» What to produce
From the entries below, list each line with "this".

» Excerpted data
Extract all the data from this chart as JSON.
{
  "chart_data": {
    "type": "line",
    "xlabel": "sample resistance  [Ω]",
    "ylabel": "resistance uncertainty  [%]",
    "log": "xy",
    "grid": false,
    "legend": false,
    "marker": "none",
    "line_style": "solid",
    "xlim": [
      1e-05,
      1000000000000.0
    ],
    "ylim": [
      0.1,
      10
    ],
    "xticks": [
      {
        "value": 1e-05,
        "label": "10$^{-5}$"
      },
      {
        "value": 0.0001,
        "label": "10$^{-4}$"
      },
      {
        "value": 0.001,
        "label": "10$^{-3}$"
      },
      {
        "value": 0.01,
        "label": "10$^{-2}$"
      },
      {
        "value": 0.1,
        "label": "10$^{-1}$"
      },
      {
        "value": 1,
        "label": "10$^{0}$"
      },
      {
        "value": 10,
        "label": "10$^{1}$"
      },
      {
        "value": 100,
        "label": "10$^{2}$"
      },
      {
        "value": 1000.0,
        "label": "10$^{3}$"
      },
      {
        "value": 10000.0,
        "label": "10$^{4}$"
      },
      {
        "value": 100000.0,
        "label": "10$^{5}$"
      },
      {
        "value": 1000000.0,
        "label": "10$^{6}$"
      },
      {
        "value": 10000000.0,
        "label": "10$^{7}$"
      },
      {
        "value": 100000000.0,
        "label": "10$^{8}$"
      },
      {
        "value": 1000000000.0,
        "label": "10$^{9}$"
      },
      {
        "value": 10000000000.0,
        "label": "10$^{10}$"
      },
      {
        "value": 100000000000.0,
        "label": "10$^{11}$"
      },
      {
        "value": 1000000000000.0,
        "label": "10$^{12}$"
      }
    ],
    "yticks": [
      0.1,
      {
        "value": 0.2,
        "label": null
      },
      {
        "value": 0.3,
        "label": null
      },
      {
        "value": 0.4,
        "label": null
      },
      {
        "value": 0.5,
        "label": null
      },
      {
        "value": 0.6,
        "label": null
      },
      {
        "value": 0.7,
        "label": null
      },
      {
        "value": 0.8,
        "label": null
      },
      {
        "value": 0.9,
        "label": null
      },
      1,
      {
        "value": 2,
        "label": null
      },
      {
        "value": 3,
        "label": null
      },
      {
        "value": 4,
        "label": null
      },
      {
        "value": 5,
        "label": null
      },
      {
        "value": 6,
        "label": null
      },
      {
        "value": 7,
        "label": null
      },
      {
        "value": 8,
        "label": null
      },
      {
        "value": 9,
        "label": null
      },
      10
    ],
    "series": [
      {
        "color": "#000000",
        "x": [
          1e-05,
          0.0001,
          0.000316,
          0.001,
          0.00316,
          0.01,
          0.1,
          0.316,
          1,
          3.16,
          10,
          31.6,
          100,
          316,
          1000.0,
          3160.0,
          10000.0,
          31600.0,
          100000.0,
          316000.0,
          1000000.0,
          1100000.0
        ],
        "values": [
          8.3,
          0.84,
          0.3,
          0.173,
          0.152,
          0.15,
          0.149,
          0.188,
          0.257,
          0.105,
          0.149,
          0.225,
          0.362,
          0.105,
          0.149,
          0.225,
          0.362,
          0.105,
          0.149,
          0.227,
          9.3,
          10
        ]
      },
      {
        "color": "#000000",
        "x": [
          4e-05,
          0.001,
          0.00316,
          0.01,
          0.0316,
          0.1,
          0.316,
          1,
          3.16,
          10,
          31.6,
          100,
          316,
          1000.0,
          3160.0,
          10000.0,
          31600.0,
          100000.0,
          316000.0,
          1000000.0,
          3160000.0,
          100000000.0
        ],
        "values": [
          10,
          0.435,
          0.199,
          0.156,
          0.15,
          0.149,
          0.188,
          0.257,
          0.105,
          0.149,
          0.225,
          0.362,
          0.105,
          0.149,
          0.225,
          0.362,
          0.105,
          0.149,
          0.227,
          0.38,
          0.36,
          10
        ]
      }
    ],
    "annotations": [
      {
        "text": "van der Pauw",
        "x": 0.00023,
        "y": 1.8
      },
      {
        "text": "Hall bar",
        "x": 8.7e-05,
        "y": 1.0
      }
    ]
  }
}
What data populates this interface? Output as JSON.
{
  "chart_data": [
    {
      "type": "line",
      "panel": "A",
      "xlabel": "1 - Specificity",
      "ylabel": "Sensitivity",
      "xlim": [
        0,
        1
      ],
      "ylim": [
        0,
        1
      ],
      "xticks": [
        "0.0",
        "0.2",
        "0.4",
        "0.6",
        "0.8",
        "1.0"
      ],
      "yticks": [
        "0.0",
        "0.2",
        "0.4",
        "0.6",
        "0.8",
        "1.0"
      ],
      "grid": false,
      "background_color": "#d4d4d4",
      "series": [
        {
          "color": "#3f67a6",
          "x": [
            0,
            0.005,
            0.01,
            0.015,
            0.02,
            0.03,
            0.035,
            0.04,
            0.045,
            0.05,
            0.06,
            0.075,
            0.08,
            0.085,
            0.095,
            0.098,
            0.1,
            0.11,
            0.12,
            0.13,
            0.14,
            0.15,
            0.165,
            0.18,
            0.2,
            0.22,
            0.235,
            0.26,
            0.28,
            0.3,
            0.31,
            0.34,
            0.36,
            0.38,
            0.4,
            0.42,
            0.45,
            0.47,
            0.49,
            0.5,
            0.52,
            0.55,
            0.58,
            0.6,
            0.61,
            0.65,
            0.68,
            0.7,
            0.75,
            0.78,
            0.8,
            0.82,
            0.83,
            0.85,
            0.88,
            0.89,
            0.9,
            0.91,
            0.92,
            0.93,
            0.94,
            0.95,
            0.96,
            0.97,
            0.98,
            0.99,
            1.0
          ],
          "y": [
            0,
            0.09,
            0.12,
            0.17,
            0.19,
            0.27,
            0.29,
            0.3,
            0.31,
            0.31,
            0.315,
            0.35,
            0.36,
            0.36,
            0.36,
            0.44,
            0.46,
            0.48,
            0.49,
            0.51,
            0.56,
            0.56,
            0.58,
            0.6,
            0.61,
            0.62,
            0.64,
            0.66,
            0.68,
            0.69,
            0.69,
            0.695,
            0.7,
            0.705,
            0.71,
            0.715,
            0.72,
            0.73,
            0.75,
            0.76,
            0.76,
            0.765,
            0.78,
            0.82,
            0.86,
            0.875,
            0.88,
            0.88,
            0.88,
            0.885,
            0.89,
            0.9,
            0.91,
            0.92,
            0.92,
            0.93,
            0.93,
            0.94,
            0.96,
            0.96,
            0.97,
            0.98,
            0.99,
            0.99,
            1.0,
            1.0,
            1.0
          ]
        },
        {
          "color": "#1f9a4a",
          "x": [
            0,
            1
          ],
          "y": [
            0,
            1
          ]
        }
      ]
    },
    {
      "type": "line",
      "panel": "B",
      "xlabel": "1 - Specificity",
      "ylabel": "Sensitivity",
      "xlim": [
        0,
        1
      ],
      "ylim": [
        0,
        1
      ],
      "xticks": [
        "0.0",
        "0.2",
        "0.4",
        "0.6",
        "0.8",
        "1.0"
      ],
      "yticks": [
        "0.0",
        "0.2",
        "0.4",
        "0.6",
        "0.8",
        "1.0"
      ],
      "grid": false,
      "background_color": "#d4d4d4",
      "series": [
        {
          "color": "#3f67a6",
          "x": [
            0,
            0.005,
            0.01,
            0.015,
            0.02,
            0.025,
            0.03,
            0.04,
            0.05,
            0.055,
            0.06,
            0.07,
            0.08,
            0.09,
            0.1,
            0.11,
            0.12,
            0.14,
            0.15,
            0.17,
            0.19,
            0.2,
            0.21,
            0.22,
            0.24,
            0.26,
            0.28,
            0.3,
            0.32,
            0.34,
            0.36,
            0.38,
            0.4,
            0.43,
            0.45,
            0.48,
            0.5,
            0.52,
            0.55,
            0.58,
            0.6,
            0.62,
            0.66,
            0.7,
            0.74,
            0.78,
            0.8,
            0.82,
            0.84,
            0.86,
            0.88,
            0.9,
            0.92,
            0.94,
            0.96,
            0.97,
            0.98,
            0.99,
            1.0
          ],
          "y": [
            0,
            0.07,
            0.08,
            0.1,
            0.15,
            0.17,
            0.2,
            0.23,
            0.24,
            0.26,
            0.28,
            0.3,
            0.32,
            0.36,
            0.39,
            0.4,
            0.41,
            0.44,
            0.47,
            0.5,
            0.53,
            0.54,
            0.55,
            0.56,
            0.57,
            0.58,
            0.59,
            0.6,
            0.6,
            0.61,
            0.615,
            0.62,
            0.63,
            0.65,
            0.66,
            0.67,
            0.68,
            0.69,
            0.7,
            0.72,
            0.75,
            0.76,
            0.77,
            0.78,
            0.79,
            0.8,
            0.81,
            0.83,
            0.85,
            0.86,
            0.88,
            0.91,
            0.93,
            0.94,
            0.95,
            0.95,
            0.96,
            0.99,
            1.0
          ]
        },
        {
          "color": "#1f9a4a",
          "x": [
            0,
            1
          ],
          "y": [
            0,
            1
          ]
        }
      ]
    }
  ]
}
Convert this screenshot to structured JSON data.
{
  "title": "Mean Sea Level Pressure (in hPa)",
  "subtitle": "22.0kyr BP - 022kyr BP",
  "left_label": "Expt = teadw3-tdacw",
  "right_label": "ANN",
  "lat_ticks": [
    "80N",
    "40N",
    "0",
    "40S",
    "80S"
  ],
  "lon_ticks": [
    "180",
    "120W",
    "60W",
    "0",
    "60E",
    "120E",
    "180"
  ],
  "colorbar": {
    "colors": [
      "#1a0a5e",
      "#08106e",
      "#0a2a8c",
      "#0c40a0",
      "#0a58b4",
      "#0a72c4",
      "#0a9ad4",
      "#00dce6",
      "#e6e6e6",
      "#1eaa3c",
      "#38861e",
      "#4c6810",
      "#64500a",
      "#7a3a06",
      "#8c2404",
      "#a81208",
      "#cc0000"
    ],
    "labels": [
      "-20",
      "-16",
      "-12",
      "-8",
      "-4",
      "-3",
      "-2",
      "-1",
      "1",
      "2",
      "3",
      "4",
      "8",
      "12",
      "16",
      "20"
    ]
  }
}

» Exercise response
Extract all the data from this chart as JSON.
What data populates this interface? Output as JSON.
Convert this screenshot to structured JSON data.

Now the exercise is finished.